[start of DATA FOR THIS TASK]
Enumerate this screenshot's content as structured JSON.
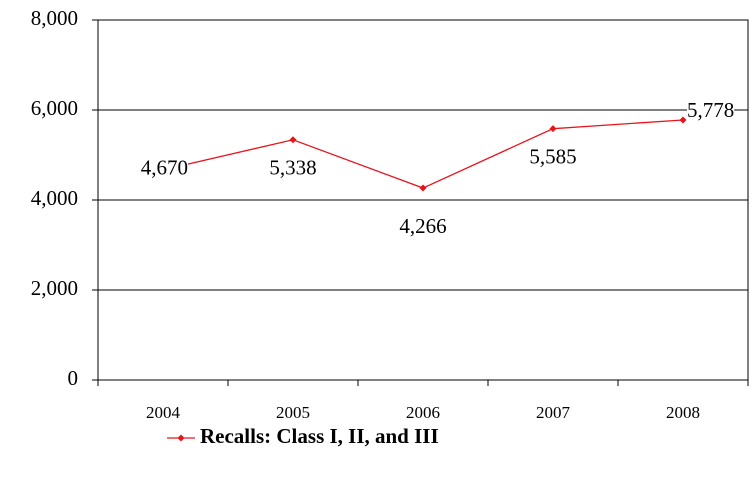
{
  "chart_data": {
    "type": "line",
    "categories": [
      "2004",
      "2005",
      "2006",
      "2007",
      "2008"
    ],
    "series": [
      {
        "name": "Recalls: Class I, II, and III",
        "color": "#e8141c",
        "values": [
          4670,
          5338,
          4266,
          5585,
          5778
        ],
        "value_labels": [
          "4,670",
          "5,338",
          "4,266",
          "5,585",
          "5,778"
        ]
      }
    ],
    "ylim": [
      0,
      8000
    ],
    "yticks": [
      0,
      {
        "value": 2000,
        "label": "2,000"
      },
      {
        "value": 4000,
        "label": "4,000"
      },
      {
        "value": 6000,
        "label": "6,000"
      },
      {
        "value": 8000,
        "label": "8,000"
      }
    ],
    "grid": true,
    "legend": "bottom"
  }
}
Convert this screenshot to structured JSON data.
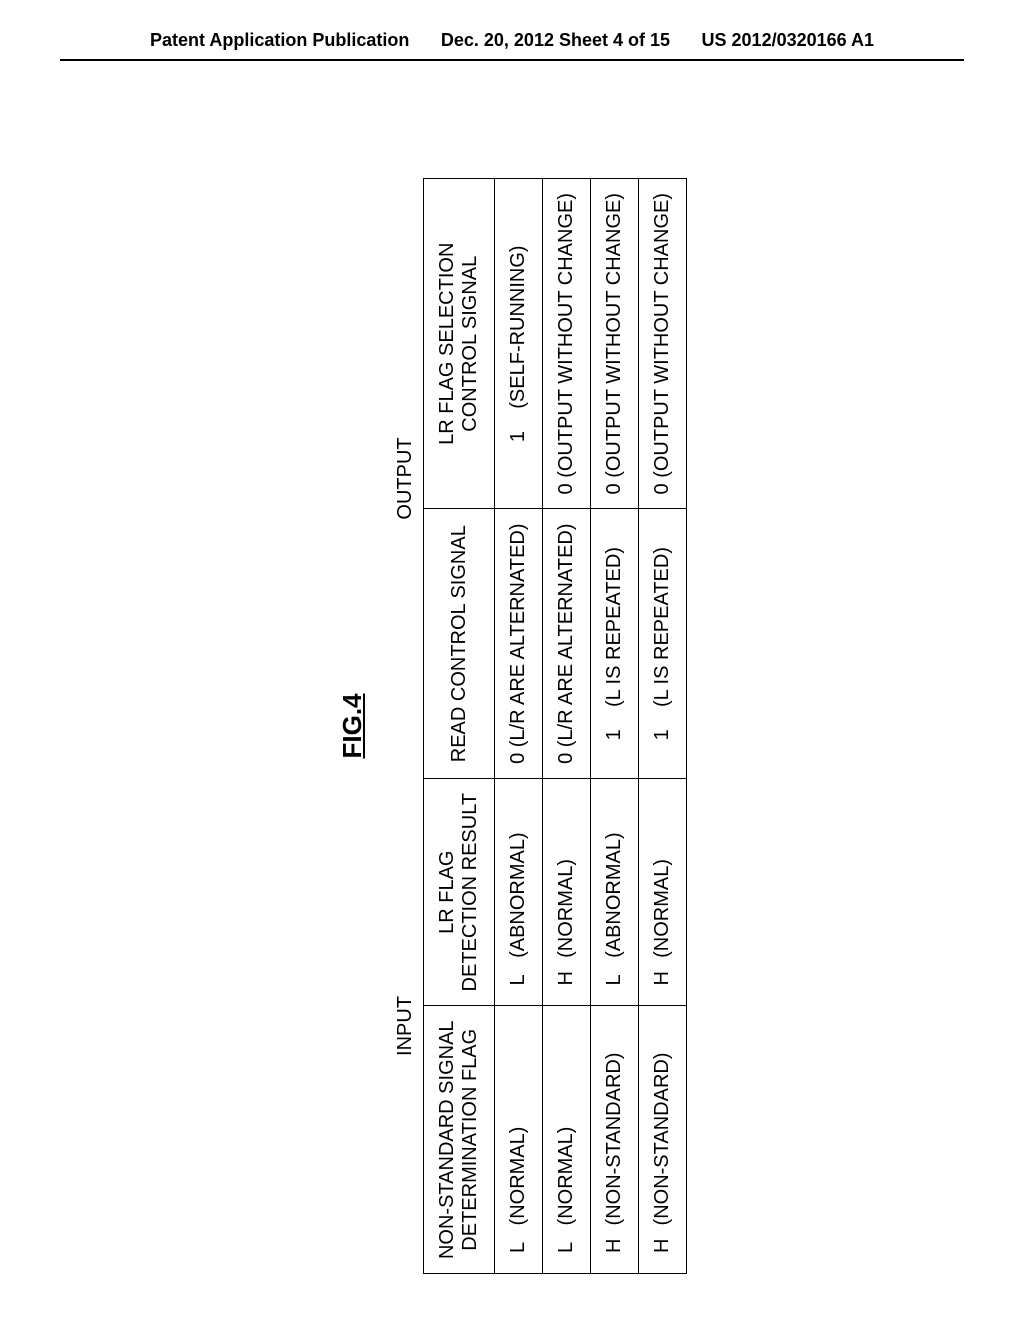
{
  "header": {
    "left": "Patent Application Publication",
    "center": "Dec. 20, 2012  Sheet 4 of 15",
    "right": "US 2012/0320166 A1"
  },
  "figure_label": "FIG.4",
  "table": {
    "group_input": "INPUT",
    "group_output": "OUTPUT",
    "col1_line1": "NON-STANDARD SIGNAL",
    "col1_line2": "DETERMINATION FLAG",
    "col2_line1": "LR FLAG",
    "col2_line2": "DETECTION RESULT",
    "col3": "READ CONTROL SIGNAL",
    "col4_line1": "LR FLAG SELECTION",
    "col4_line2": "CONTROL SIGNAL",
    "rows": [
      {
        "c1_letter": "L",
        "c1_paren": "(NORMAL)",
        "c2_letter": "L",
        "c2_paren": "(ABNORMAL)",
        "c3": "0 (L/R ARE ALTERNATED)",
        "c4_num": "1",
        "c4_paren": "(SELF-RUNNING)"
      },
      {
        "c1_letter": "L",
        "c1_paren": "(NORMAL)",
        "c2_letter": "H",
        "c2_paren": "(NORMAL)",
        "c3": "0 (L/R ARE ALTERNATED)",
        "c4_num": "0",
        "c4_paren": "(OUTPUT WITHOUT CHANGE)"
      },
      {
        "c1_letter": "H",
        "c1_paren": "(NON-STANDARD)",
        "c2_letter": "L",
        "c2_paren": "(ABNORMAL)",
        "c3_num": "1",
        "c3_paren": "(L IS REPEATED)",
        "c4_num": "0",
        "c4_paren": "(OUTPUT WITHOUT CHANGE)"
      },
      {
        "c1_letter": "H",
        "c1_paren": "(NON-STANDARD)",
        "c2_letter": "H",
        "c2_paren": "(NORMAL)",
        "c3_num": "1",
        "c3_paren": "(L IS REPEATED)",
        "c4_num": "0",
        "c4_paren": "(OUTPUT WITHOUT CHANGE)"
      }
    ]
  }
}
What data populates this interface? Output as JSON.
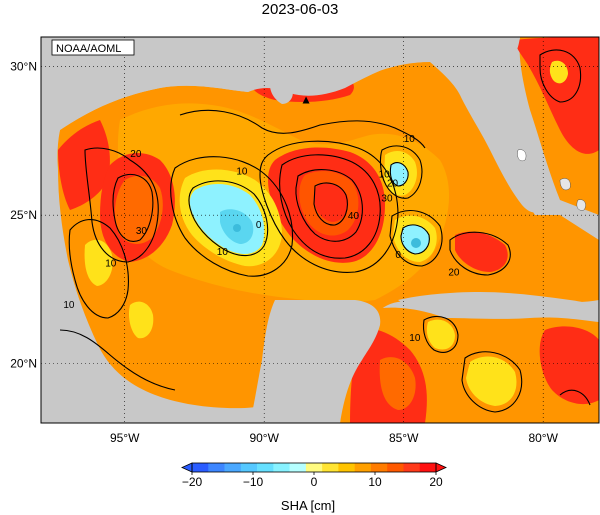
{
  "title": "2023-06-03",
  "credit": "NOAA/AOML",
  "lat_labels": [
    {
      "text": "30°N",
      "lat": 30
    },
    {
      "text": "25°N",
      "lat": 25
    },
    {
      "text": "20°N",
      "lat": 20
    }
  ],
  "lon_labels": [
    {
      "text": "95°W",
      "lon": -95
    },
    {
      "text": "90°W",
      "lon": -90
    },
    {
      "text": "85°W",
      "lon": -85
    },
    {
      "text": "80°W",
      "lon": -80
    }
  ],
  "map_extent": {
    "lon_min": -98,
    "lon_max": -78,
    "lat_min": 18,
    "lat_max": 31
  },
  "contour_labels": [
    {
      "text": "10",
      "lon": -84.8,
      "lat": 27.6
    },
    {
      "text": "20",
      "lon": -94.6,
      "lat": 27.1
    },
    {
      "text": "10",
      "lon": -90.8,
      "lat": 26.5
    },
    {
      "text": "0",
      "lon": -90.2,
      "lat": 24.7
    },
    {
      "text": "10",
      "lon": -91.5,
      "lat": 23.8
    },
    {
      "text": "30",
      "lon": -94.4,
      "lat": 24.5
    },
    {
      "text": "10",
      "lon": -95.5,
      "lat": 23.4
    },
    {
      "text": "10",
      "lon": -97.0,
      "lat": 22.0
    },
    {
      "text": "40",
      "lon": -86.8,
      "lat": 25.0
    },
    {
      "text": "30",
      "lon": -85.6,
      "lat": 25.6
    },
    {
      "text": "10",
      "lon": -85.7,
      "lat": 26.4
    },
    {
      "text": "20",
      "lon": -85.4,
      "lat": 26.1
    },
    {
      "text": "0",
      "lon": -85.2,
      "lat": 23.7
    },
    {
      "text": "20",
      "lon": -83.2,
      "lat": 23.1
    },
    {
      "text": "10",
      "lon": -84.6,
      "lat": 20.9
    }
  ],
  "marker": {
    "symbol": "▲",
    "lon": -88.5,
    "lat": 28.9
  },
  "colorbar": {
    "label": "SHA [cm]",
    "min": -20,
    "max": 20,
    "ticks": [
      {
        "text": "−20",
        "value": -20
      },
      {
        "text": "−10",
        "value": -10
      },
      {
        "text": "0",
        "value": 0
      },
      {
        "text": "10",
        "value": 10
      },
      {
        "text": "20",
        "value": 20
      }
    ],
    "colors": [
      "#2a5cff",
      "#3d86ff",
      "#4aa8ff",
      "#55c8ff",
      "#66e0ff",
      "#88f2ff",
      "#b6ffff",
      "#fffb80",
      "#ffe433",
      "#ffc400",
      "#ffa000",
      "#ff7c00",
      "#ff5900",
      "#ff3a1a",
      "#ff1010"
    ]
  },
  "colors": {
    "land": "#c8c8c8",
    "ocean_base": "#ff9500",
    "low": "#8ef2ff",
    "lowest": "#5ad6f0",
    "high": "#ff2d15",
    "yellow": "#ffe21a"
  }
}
[end of DATA FOR THIS TASK]
▸ **STATED GOAL**: Copy all lines from the material that include "CONTROL".

▸ **RESULT OF THIS TASK**:
    "col3": "READ CONTROL SIGNAL",
    "col4_line2": "CONTROL SIGNAL",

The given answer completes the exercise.